____ Material

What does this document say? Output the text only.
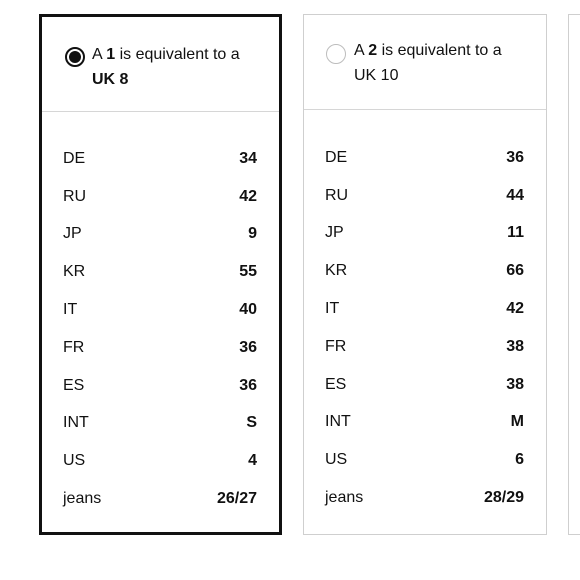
A 1 is equivalent to a
UK 8
DE	34
RU	42
JP	9
KR	55
IT	40
FR	36
ES	36
INT	S
US	4
jeans	26/27
A 2 is equivalent to a
UK 10
DE	36
RU	44
JP	11
KR	66
IT	42
FR	38
ES	38
INT	M
US	6
jeans	28/29
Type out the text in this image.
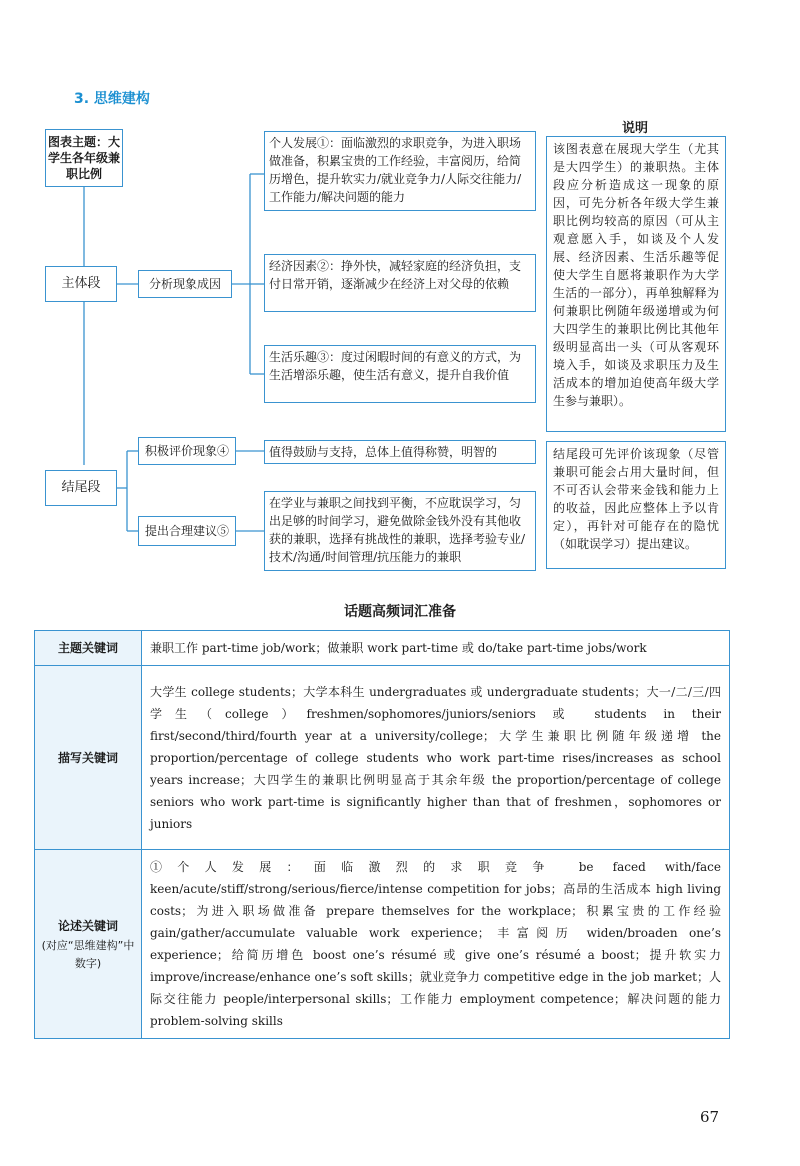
3. 思维建构
图表主题：大学生各年级兼职比例
主体段	分析现象成因
个人发展①：面临激烈的求职竞争，为进入职场做准备，积累宝贵的工作经验，丰富阅历，给简历增色，提升软实力/就业竞争力/人际交往能力/工作能力/解决问题的能力
经济因素②：挣外快，减轻家庭的经济负担，支付日常开销，逐渐减少在经济上对父母的依赖
生活乐趣③：度过闲暇时间的有意义的方式，为生活增添乐趣，使生活有意义，提升自我价值
结尾段
积极评价现象④	值得鼓励与支持，总体上值得称赞，明智的
提出合理建议⑤
在学业与兼职之间找到平衡，不应耽误学习，匀出足够的时间学习，避免做除金钱外没有其他收获的兼职，选择有挑战性的兼职，选择考验专业/技术/沟通/时间管理/抗压能力的兼职
说明
该图表意在展现大学生（尤其是大四学生）的兼职热。主体段应分析造成这一现象的原因，可先分析各年级大学生兼职比例均较高的原因（可从主观意愿入手，如谈及个人发展、经济因素、生活乐趣等促使大学生自愿将兼职作为大学生活的一部分），再单独解释为何兼职比例随年级递增或为何大四学生的兼职比例比其他年级明显高出一头（可从客观环境入手，如谈及求职压力及生活成本的增加迫使高年级大学生参与兼职）。
结尾段可先评价该现象（尽管兼职可能会占用大量时间，但不可否认会带来金钱和能力上的收益，因此应整体上予以肯定），再针对可能存在的隐忧（如耽误学习）提出建议。
话题高频词汇准备
主题关键词	兼职工作 part-time job/work；做兼职 work part-time 或 do/take part-time jobs/work
描写关键词	大学生 college students；大学本科生 undergraduates 或 undergraduate students；大一/二/三/四学生（college）freshmen/sophomores/juniors/seniors 或 students in their first/second/third/fourth year at a university/college；大学生兼职比例随年级递增 the proportion/percentage of college students who work part-time rises/increases as school years increase；大四学生的兼职比例明显高于其余年级 the proportion/percentage of college seniors who work part-time is significantly higher than that of freshmen，sophomores or juniors
论述关键词
(对应“思维建构”中数字)	①个人发展：面临激烈的求职竞争 be faced with/face keen/acute/stiff/strong/serious/fierce/intense competition for jobs；高昂的生活成本 high living costs；为进入职场做准备 prepare themselves for the workplace；积累宝贵的工作经验 gain/gather/accumulate valuable work experience；丰富阅历 widen/broaden one’s experience；给简历增色 boost one’s résumé 或 give one’s résumé a boost；提升软实力 improve/increase/enhance one’s soft skills；就业竞争力 competitive edge in the job market；人际交往能力 people/interpersonal skills；工作能力 employment competence；解决问题的能力 problem-solving skills
67
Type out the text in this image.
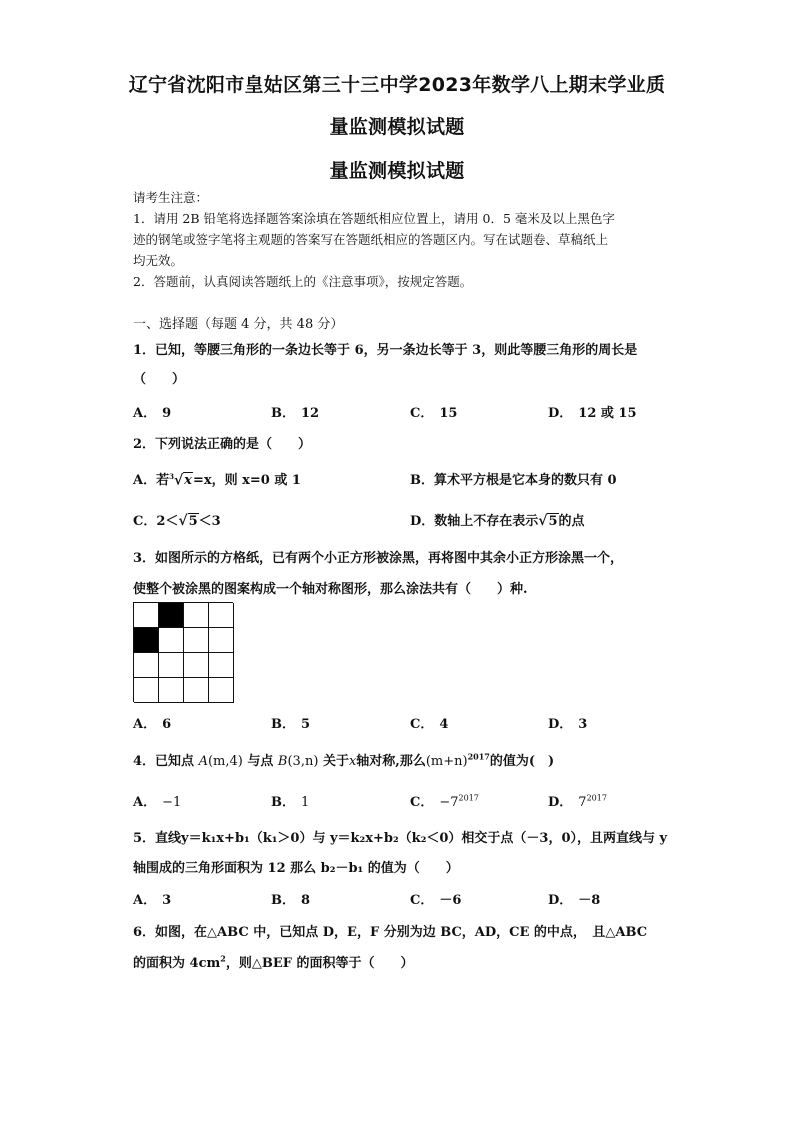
辽宁省沈阳市皇姑区第三十三中学2023年数学八上期末学业质
量监测模拟试题
量监测模拟试题
请考生注意：
1．请用 2B 铅笔将选择题答案涂填在答题纸相应位置上，请用 0．5 毫米及以上黑色字
迹的钢笔或签字笔将主观题的答案写在答题纸相应的答题区内。写在试题卷、草稿纸上
均无效。
2．答题前，认真阅读答题纸上的《注意事项》，按规定答题。
一、选择题（每题 4 分，共 48 分）
1．已知，等腰三角形的一条边长等于 6，另一条边长等于 3，则此等腰三角形的周长是
（　　）
A． 9	B． 12	C． 15	D． 12 或 15
2．下列说法正确的是（　　）
A．若$^3$√x=x，则 x=0 或 1	B．算术平方根是它本身的数只有 0
C．2＜√5＜3	D．数轴上不存在表示√5的点
3．如图所示的方格纸，已有两个小正方形被涂黑，再将图中其余小正方形涂黑一个，
使整个被涂黑的图案构成一个轴对称图形，那么涂法共有（　　）种.
A． 6	B． 5	C． 4	D． 3
4．已知点 A(m,4) 与点 B(3,n) 关于x轴对称,那么$(m+n)^{2017}$的值为(　)
A． −1	B． 1	C． $-7^{2017}$	D． $7^{2017}$
5．直线y＝k₁x+b₁（k₁＞0）与 y＝k₂x+b₂（k₂＜0）相交于点（－3，0），且两直线与 y
轴围成的三角形面积为 12 那么 b₂－b₁ 的值为（　　）
A． 3	B． 8	C． －6	D． －8
6．如图，在△ABC 中，已知点 D，E，F 分别为边 BC，AD，CE 的中点，　且△ABC
的面积为 $4cm^2$，则△BEF 的面积等于（　　）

________

# Exercise
Each line of the data should be quoted exactly, with pictures left out.

# Solution for this task
What does this document say? Output the text only.
A 1 is equivalent to a
UK 8
DE	34
RU	42
JP	9
KR	55
IT	40
FR	36
ES	36
INT	S
US	4
jeans	26/27
A 2 is equivalent to a
UK 10
DE	36
RU	44
JP	11
KR	66
IT	42
FR	38
ES	38
INT	M
US	6
jeans	28/29
Type out the text in this image.
3. 思维建构
图表主题：大学生各年级兼职比例
主体段	分析现象成因
个人发展①：面临激烈的求职竞争，为进入职场做准备，积累宝贵的工作经验，丰富阅历，给简历增色，提升软实力/就业竞争力/人际交往能力/工作能力/解决问题的能力
经济因素②：挣外快，减轻家庭的经济负担，支付日常开销，逐渐减少在经济上对父母的依赖
生活乐趣③：度过闲暇时间的有意义的方式，为生活增添乐趣，使生活有意义，提升自我价值
结尾段
积极评价现象④	值得鼓励与支持，总体上值得称赞，明智的
提出合理建议⑤
在学业与兼职之间找到平衡，不应耽误学习，匀出足够的时间学习，避免做除金钱外没有其他收获的兼职，选择有挑战性的兼职，选择考验专业/技术/沟通/时间管理/抗压能力的兼职
说明
该图表意在展现大学生（尤其是大四学生）的兼职热。主体段应分析造成这一现象的原因，可先分析各年级大学生兼职比例均较高的原因（可从主观意愿入手，如谈及个人发展、经济因素、生活乐趣等促使大学生自愿将兼职作为大学生活的一部分），再单独解释为何兼职比例随年级递增或为何大四学生的兼职比例比其他年级明显高出一头（可从客观环境入手，如谈及求职压力及生活成本的增加迫使高年级大学生参与兼职）。
结尾段可先评价该现象（尽管兼职可能会占用大量时间，但不可否认会带来金钱和能力上的收益，因此应整体上予以肯定），再针对可能存在的隐忧（如耽误学习）提出建议。
话题高频词汇准备
主题关键词	兼职工作 part-time job/work；做兼职 work part-time 或 do/take part-time jobs/work
描写关键词	大学生 college students；大学本科生 undergraduates 或 undergraduate students；大一/二/三/四学生（college）freshmen/sophomores/juniors/seniors 或 students in their first/second/third/fourth year at a university/college；大学生兼职比例随年级递增 the proportion/percentage of college students who work part-time rises/increases as school years increase；大四学生的兼职比例明显高于其余年级 the proportion/percentage of college seniors who work part-time is significantly higher than that of freshmen，sophomores or juniors
论述关键词
(对应“思维建构”中数字)	①个人发展：面临激烈的求职竞争 be faced with/face keen/acute/stiff/strong/serious/fierce/intense competition for jobs；高昂的生活成本 high living costs；为进入职场做准备 prepare themselves for the workplace；积累宝贵的工作经验 gain/gather/accumulate valuable work experience；丰富阅历 widen/broaden one’s experience；给简历增色 boost one’s résumé 或 give one’s résumé a boost；提升软实力 improve/increase/enhance one’s soft skills；就业竞争力 competitive edge in the job market；人际交往能力 people/interpersonal skills；工作能力 employment competence；解决问题的能力 problem-solving skills
67
Type out the text in this image.
辽宁省沈阳市皇姑区第三十三中学2023年数学八上期末学业质
量监测模拟试题
量监测模拟试题
请考生注意：
1．请用 2B 铅笔将选择题答案涂填在答题纸相应位置上，请用 0．5 毫米及以上黑色字
迹的钢笔或签字笔将主观题的答案写在答题纸相应的答题区内。写在试题卷、草稿纸上
均无效。
2．答题前，认真阅读答题纸上的《注意事项》，按规定答题。
一、选择题（每题 4 分，共 48 分）
1．已知，等腰三角形的一条边长等于 6，另一条边长等于 3，则此等腰三角形的周长是
（　　）
A． 9	B． 12	C． 15	D． 12 或 15
2．下列说法正确的是（　　）
A．若$^3$√x=x，则 x=0 或 1	B．算术平方根是它本身的数只有 0
C．2＜√5＜3	D．数轴上不存在表示√5的点
3．如图所示的方格纸，已有两个小正方形被涂黑，再将图中其余小正方形涂黑一个，
使整个被涂黑的图案构成一个轴对称图形，那么涂法共有（　　）种.
A． 6	B． 5	C． 4	D． 3
4．已知点 A(m,4) 与点 B(3,n) 关于x轴对称,那么$(m+n)^{2017}$的值为(　)
A． −1	B． 1	C． $-7^{2017}$	D． $7^{2017}$
5．直线y＝k₁x+b₁（k₁＞0）与 y＝k₂x+b₂（k₂＜0）相交于点（－3，0），且两直线与 y
轴围成的三角形面积为 12 那么 b₂－b₁ 的值为（　　）
A． 3	B． 8	C． －6	D． －8
6．如图，在△ABC 中，已知点 D，E，F 分别为边 BC，AD，CE 的中点，　且△ABC
的面积为 $4cm^2$，则△BEF 的面积等于（　　）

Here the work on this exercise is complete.